Extracted records:
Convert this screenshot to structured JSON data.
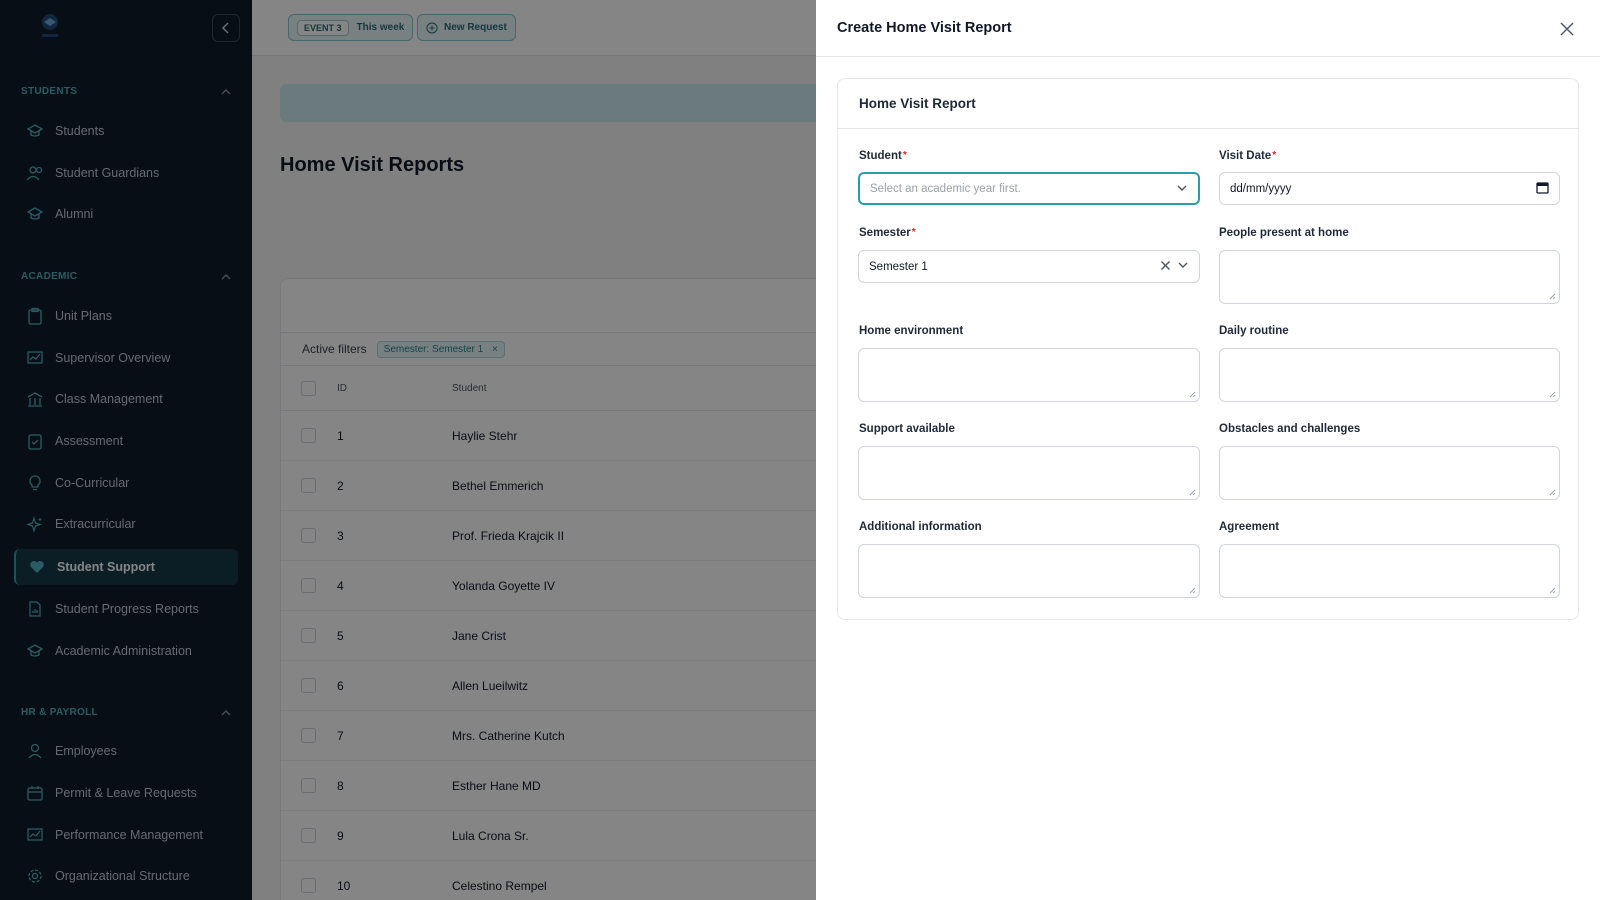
{
  "sidebar": {
    "sections": [
      {
        "title": "STUDENTS",
        "items": [
          {
            "label": "Students",
            "icon": "graduation-cap-icon"
          },
          {
            "label": "Student Guardians",
            "icon": "users-icon"
          },
          {
            "label": "Alumni",
            "icon": "graduation-cap-icon"
          }
        ]
      },
      {
        "title": "ACADEMIC",
        "items": [
          {
            "label": "Unit Plans",
            "icon": "clipboard-icon"
          },
          {
            "label": "Supervisor Overview",
            "icon": "chart-icon"
          },
          {
            "label": "Class Management",
            "icon": "building-icon"
          },
          {
            "label": "Assessment",
            "icon": "clipboard-check-icon"
          },
          {
            "label": "Co-Curricular",
            "icon": "lightbulb-icon"
          },
          {
            "label": "Extracurricular",
            "icon": "sparkles-icon"
          },
          {
            "label": "Student Support",
            "icon": "heart-icon"
          },
          {
            "label": "Student Progress Reports",
            "icon": "document-chart-icon"
          },
          {
            "label": "Academic Administration",
            "icon": "graduation-cap-icon"
          }
        ]
      },
      {
        "title": "HR & PAYROLL",
        "items": [
          {
            "label": "Employees",
            "icon": "user-icon"
          },
          {
            "label": "Permit & Leave Requests",
            "icon": "calendar-icon"
          },
          {
            "label": "Performance Management",
            "icon": "chart-icon"
          },
          {
            "label": "Organizational Structure",
            "icon": "gear-icon"
          }
        ]
      }
    ],
    "active": "Student Support"
  },
  "topbar": {
    "event_tag": "EVENT 3",
    "event_label": "This week",
    "new_request": "New Request"
  },
  "main": {
    "title": "Home Visit Reports",
    "active_filters_label": "Active filters",
    "filter_chip": "Semester: Semester 1",
    "columns": [
      "ID",
      "Student"
    ],
    "rows": [
      {
        "id": "1",
        "student": "Haylie Stehr"
      },
      {
        "id": "2",
        "student": "Bethel Emmerich"
      },
      {
        "id": "3",
        "student": "Prof. Frieda Krajcik II"
      },
      {
        "id": "4",
        "student": "Yolanda Goyette IV"
      },
      {
        "id": "5",
        "student": "Jane Crist"
      },
      {
        "id": "6",
        "student": "Allen Lueilwitz"
      },
      {
        "id": "7",
        "student": "Mrs. Catherine Kutch"
      },
      {
        "id": "8",
        "student": "Esther Hane MD"
      },
      {
        "id": "9",
        "student": "Lula Crona Sr."
      },
      {
        "id": "10",
        "student": "Celestino Rempel"
      }
    ]
  },
  "panel": {
    "title": "Create Home Visit Report",
    "card_title": "Home Visit Report",
    "fields": {
      "student_label": "Student",
      "student_placeholder": "Select an academic year first.",
      "visit_date_label": "Visit Date",
      "visit_date_value": "dd/mm/yyyy",
      "semester_label": "Semester",
      "semester_value": "Semester 1",
      "people_label": "People present at home",
      "home_env_label": "Home environment",
      "daily_routine_label": "Daily routine",
      "support_label": "Support available",
      "obstacles_label": "Obstacles and challenges",
      "additional_label": "Additional information",
      "agreement_label": "Agreement"
    }
  },
  "colors": {
    "sidebar_bg": "#0f1b29",
    "accent": "#2a9dab",
    "required": "#dc2626"
  }
}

What the task requires> From the listing, extract all text exactly as given and drop any picture.

Answer for this exercise>
Convert this screenshot to structured JSON data.
{
  "sidebar": {
    "sections": [
      {
        "title": "STUDENTS",
        "items": [
          {
            "label": "Students",
            "icon": "graduation-cap-icon"
          },
          {
            "label": "Student Guardians",
            "icon": "users-icon"
          },
          {
            "label": "Alumni",
            "icon": "graduation-cap-icon"
          }
        ]
      },
      {
        "title": "ACADEMIC",
        "items": [
          {
            "label": "Unit Plans",
            "icon": "clipboard-icon"
          },
          {
            "label": "Supervisor Overview",
            "icon": "chart-icon"
          },
          {
            "label": "Class Management",
            "icon": "building-icon"
          },
          {
            "label": "Assessment",
            "icon": "clipboard-check-icon"
          },
          {
            "label": "Co-Curricular",
            "icon": "lightbulb-icon"
          },
          {
            "label": "Extracurricular",
            "icon": "sparkles-icon"
          },
          {
            "label": "Student Support",
            "icon": "heart-icon"
          },
          {
            "label": "Student Progress Reports",
            "icon": "document-chart-icon"
          },
          {
            "label": "Academic Administration",
            "icon": "graduation-cap-icon"
          }
        ]
      },
      {
        "title": "HR & PAYROLL",
        "items": [
          {
            "label": "Employees",
            "icon": "user-icon"
          },
          {
            "label": "Permit & Leave Requests",
            "icon": "calendar-icon"
          },
          {
            "label": "Performance Management",
            "icon": "chart-icon"
          },
          {
            "label": "Organizational Structure",
            "icon": "gear-icon"
          }
        ]
      }
    ],
    "active": "Student Support"
  },
  "topbar": {
    "event_tag": "EVENT 3",
    "event_label": "This week",
    "new_request": "New Request"
  },
  "main": {
    "title": "Home Visit Reports",
    "active_filters_label": "Active filters",
    "filter_chip": "Semester: Semester 1",
    "columns": [
      "ID",
      "Student"
    ],
    "rows": [
      {
        "id": "1",
        "student": "Haylie Stehr"
      },
      {
        "id": "2",
        "student": "Bethel Emmerich"
      },
      {
        "id": "3",
        "student": "Prof. Frieda Krajcik II"
      },
      {
        "id": "4",
        "student": "Yolanda Goyette IV"
      },
      {
        "id": "5",
        "student": "Jane Crist"
      },
      {
        "id": "6",
        "student": "Allen Lueilwitz"
      },
      {
        "id": "7",
        "student": "Mrs. Catherine Kutch"
      },
      {
        "id": "8",
        "student": "Esther Hane MD"
      },
      {
        "id": "9",
        "student": "Lula Crona Sr."
      },
      {
        "id": "10",
        "student": "Celestino Rempel"
      }
    ]
  },
  "panel": {
    "title": "Create Home Visit Report",
    "card_title": "Home Visit Report",
    "fields": {
      "student_label": "Student",
      "student_placeholder": "Select an academic year first.",
      "visit_date_label": "Visit Date",
      "visit_date_value": "dd/mm/yyyy",
      "semester_label": "Semester",
      "semester_value": "Semester 1",
      "people_label": "People present at home",
      "home_env_label": "Home environment",
      "daily_routine_label": "Daily routine",
      "support_label": "Support available",
      "obstacles_label": "Obstacles and challenges",
      "additional_label": "Additional information",
      "agreement_label": "Agreement"
    }
  },
  "colors": {
    "sidebar_bg": "#0f1b29",
    "accent": "#2a9dab",
    "required": "#dc2626"
  }
}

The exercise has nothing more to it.